Collection entries
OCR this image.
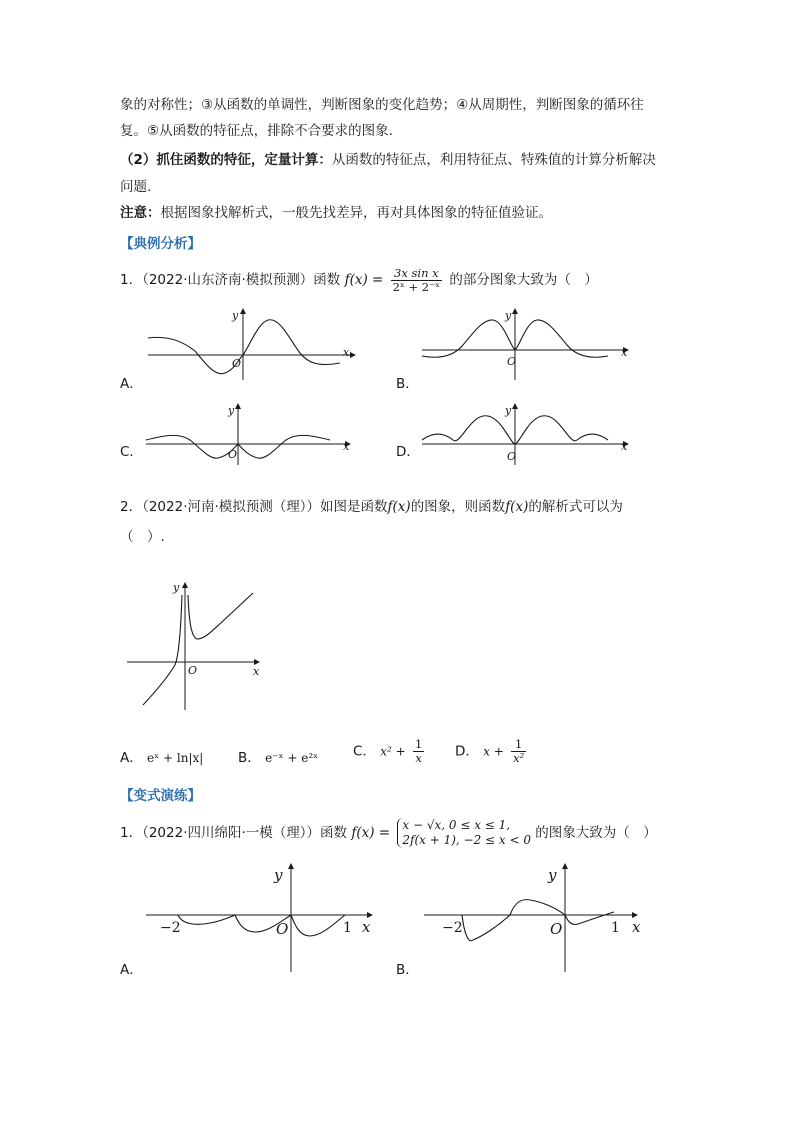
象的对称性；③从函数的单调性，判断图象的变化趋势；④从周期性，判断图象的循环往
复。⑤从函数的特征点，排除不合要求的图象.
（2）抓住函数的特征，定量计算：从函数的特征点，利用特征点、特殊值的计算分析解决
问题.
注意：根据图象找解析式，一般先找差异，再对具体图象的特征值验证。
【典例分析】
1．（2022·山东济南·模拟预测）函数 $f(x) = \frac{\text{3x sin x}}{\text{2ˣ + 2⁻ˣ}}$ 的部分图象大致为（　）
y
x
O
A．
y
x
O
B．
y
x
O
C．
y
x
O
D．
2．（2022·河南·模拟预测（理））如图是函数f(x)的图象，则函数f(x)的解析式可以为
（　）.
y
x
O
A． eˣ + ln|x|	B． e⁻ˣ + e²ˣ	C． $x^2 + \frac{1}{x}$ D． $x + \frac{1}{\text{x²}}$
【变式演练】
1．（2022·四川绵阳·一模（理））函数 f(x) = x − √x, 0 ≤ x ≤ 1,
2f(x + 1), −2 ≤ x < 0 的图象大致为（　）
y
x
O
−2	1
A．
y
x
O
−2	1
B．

---

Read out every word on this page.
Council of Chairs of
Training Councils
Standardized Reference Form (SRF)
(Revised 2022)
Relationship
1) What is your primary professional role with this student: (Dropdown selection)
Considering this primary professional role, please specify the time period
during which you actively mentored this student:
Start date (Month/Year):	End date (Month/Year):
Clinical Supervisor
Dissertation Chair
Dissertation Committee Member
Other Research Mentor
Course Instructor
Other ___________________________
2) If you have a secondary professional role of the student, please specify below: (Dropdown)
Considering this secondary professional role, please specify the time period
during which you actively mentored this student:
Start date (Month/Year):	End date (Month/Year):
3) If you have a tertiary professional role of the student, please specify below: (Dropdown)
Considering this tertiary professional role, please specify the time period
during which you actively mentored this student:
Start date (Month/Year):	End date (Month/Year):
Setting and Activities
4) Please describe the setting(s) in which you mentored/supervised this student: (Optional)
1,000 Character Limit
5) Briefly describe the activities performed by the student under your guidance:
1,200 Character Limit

EXERCISE DESCRIPTION
Gather and return every line that holds the string "have".

THE ANSWER
2) If you have a secondary professional role of the student, please specify below: (Dropdown)
3) If you have a tertiary professional role of the student, please specify below: (Dropdown)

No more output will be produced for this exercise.